## What is needed
Please output the lines shown below exactly as they appear.
-- start of Dataset entries --
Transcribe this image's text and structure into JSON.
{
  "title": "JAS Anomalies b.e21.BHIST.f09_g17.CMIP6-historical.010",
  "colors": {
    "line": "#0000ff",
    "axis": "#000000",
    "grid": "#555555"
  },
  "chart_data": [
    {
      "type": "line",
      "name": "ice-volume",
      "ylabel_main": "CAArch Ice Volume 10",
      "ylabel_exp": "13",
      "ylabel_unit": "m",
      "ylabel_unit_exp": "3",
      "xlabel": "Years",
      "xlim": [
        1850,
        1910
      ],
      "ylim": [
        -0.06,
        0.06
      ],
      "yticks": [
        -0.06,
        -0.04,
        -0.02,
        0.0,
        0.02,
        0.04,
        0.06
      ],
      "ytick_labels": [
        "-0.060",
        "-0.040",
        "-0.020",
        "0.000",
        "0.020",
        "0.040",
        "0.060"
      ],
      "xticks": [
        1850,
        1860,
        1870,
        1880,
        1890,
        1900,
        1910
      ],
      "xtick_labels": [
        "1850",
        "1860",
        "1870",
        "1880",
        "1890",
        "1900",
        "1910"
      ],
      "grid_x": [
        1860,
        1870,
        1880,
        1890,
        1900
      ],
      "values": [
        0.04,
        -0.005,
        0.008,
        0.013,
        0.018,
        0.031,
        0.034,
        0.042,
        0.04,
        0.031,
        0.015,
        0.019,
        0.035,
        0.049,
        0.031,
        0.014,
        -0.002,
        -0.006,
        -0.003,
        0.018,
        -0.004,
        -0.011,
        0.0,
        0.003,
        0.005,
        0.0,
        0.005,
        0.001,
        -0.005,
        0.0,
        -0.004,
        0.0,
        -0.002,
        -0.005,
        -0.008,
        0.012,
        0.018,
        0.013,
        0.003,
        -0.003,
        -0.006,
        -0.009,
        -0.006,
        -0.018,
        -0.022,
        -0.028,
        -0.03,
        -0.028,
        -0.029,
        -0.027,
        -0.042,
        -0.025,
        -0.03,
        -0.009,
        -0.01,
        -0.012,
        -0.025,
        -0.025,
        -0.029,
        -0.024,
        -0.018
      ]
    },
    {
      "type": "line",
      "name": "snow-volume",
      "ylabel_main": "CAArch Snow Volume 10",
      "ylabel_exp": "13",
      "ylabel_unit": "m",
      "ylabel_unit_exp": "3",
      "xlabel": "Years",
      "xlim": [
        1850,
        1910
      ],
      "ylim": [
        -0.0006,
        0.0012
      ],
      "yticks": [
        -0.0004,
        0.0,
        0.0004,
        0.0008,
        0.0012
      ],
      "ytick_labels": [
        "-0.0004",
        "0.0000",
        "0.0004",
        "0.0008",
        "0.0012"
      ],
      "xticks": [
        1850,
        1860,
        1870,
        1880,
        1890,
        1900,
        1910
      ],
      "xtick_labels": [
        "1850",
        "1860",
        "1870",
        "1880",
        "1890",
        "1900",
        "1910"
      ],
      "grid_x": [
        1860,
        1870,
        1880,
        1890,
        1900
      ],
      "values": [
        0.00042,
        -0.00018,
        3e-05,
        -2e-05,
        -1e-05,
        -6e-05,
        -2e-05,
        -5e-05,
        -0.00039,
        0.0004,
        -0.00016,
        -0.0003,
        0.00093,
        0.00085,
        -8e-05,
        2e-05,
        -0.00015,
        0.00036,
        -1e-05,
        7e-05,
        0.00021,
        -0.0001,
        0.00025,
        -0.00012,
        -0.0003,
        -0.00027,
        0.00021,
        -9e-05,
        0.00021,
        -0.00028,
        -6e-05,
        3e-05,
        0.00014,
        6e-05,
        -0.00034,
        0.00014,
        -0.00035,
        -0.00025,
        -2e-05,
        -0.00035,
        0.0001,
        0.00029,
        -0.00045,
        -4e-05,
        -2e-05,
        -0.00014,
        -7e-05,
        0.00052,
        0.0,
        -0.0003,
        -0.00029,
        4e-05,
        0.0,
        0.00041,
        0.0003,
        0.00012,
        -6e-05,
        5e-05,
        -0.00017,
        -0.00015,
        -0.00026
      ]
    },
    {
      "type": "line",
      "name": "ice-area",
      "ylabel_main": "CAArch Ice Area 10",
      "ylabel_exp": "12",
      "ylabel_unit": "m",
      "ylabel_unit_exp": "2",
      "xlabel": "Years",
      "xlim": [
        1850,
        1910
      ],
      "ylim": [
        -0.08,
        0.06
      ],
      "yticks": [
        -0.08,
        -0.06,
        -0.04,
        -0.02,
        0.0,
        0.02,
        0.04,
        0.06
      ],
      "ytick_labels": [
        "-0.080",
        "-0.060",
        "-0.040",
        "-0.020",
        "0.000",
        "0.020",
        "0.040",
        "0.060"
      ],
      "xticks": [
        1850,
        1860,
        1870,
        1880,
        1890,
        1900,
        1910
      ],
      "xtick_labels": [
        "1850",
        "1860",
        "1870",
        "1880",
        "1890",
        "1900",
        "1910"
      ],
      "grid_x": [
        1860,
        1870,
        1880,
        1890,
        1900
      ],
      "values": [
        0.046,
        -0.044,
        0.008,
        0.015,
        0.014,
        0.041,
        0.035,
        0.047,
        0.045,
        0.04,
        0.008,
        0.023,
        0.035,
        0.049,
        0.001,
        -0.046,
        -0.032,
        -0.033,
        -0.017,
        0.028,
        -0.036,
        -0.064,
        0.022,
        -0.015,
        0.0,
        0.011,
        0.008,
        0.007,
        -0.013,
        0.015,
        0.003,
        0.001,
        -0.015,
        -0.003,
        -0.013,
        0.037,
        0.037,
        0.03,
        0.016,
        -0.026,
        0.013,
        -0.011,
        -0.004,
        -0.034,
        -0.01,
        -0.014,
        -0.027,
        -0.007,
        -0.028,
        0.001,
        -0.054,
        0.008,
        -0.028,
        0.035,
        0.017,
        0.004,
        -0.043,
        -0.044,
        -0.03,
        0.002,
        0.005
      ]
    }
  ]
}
-- end of Dataset entries --
## Task solution
Transcribe this image's text and structure into JSON.
{
  "title": "JAS Anomalies b.e21.BHIST.f09_g17.CMIP6-historical.010",
  "colors": {
    "line": "#0000ff",
    "axis": "#000000",
    "grid": "#555555"
  },
  "chart_data": [
    {
      "type": "line",
      "name": "ice-volume",
      "ylabel_main": "CAArch Ice Volume 10",
      "ylabel_exp": "13",
      "ylabel_unit": "m",
      "ylabel_unit_exp": "3",
      "xlabel": "Years",
      "xlim": [
        1850,
        1910
      ],
      "ylim": [
        -0.06,
        0.06
      ],
      "yticks": [
        -0.06,
        -0.04,
        -0.02,
        0.0,
        0.02,
        0.04,
        0.06
      ],
      "ytick_labels": [
        "-0.060",
        "-0.040",
        "-0.020",
        "0.000",
        "0.020",
        "0.040",
        "0.060"
      ],
      "xticks": [
        1850,
        1860,
        1870,
        1880,
        1890,
        1900,
        1910
      ],
      "xtick_labels": [
        "1850",
        "1860",
        "1870",
        "1880",
        "1890",
        "1900",
        "1910"
      ],
      "grid_x": [
        1860,
        1870,
        1880,
        1890,
        1900
      ],
      "values": [
        0.04,
        -0.005,
        0.008,
        0.013,
        0.018,
        0.031,
        0.034,
        0.042,
        0.04,
        0.031,
        0.015,
        0.019,
        0.035,
        0.049,
        0.031,
        0.014,
        -0.002,
        -0.006,
        -0.003,
        0.018,
        -0.004,
        -0.011,
        0.0,
        0.003,
        0.005,
        0.0,
        0.005,
        0.001,
        -0.005,
        0.0,
        -0.004,
        0.0,
        -0.002,
        -0.005,
        -0.008,
        0.012,
        0.018,
        0.013,
        0.003,
        -0.003,
        -0.006,
        -0.009,
        -0.006,
        -0.018,
        -0.022,
        -0.028,
        -0.03,
        -0.028,
        -0.029,
        -0.027,
        -0.042,
        -0.025,
        -0.03,
        -0.009,
        -0.01,
        -0.012,
        -0.025,
        -0.025,
        -0.029,
        -0.024,
        -0.018
      ]
    },
    {
      "type": "line",
      "name": "snow-volume",
      "ylabel_main": "CAArch Snow Volume 10",
      "ylabel_exp": "13",
      "ylabel_unit": "m",
      "ylabel_unit_exp": "3",
      "xlabel": "Years",
      "xlim": [
        1850,
        1910
      ],
      "ylim": [
        -0.0006,
        0.0012
      ],
      "yticks": [
        -0.0004,
        0.0,
        0.0004,
        0.0008,
        0.0012
      ],
      "ytick_labels": [
        "-0.0004",
        "0.0000",
        "0.0004",
        "0.0008",
        "0.0012"
      ],
      "xticks": [
        1850,
        1860,
        1870,
        1880,
        1890,
        1900,
        1910
      ],
      "xtick_labels": [
        "1850",
        "1860",
        "1870",
        "1880",
        "1890",
        "1900",
        "1910"
      ],
      "grid_x": [
        1860,
        1870,
        1880,
        1890,
        1900
      ],
      "values": [
        0.00042,
        -0.00018,
        3e-05,
        -2e-05,
        -1e-05,
        -6e-05,
        -2e-05,
        -5e-05,
        -0.00039,
        0.0004,
        -0.00016,
        -0.0003,
        0.00093,
        0.00085,
        -8e-05,
        2e-05,
        -0.00015,
        0.00036,
        -1e-05,
        7e-05,
        0.00021,
        -0.0001,
        0.00025,
        -0.00012,
        -0.0003,
        -0.00027,
        0.00021,
        -9e-05,
        0.00021,
        -0.00028,
        -6e-05,
        3e-05,
        0.00014,
        6e-05,
        -0.00034,
        0.00014,
        -0.00035,
        -0.00025,
        -2e-05,
        -0.00035,
        0.0001,
        0.00029,
        -0.00045,
        -4e-05,
        -2e-05,
        -0.00014,
        -7e-05,
        0.00052,
        0.0,
        -0.0003,
        -0.00029,
        4e-05,
        0.0,
        0.00041,
        0.0003,
        0.00012,
        -6e-05,
        5e-05,
        -0.00017,
        -0.00015,
        -0.00026
      ]
    },
    {
      "type": "line",
      "name": "ice-area",
      "ylabel_main": "CAArch Ice Area 10",
      "ylabel_exp": "12",
      "ylabel_unit": "m",
      "ylabel_unit_exp": "2",
      "xlabel": "Years",
      "xlim": [
        1850,
        1910
      ],
      "ylim": [
        -0.08,
        0.06
      ],
      "yticks": [
        -0.08,
        -0.06,
        -0.04,
        -0.02,
        0.0,
        0.02,
        0.04,
        0.06
      ],
      "ytick_labels": [
        "-0.080",
        "-0.060",
        "-0.040",
        "-0.020",
        "0.000",
        "0.020",
        "0.040",
        "0.060"
      ],
      "xticks": [
        1850,
        1860,
        1870,
        1880,
        1890,
        1900,
        1910
      ],
      "xtick_labels": [
        "1850",
        "1860",
        "1870",
        "1880",
        "1890",
        "1900",
        "1910"
      ],
      "grid_x": [
        1860,
        1870,
        1880,
        1890,
        1900
      ],
      "values": [
        0.046,
        -0.044,
        0.008,
        0.015,
        0.014,
        0.041,
        0.035,
        0.047,
        0.045,
        0.04,
        0.008,
        0.023,
        0.035,
        0.049,
        0.001,
        -0.046,
        -0.032,
        -0.033,
        -0.017,
        0.028,
        -0.036,
        -0.064,
        0.022,
        -0.015,
        0.0,
        0.011,
        0.008,
        0.007,
        -0.013,
        0.015,
        0.003,
        0.001,
        -0.015,
        -0.003,
        -0.013,
        0.037,
        0.037,
        0.03,
        0.016,
        -0.026,
        0.013,
        -0.011,
        -0.004,
        -0.034,
        -0.01,
        -0.014,
        -0.027,
        -0.007,
        -0.028,
        0.001,
        -0.054,
        0.008,
        -0.028,
        0.035,
        0.017,
        0.004,
        -0.043,
        -0.044,
        -0.03,
        0.002,
        0.005
      ]
    }
  ]
}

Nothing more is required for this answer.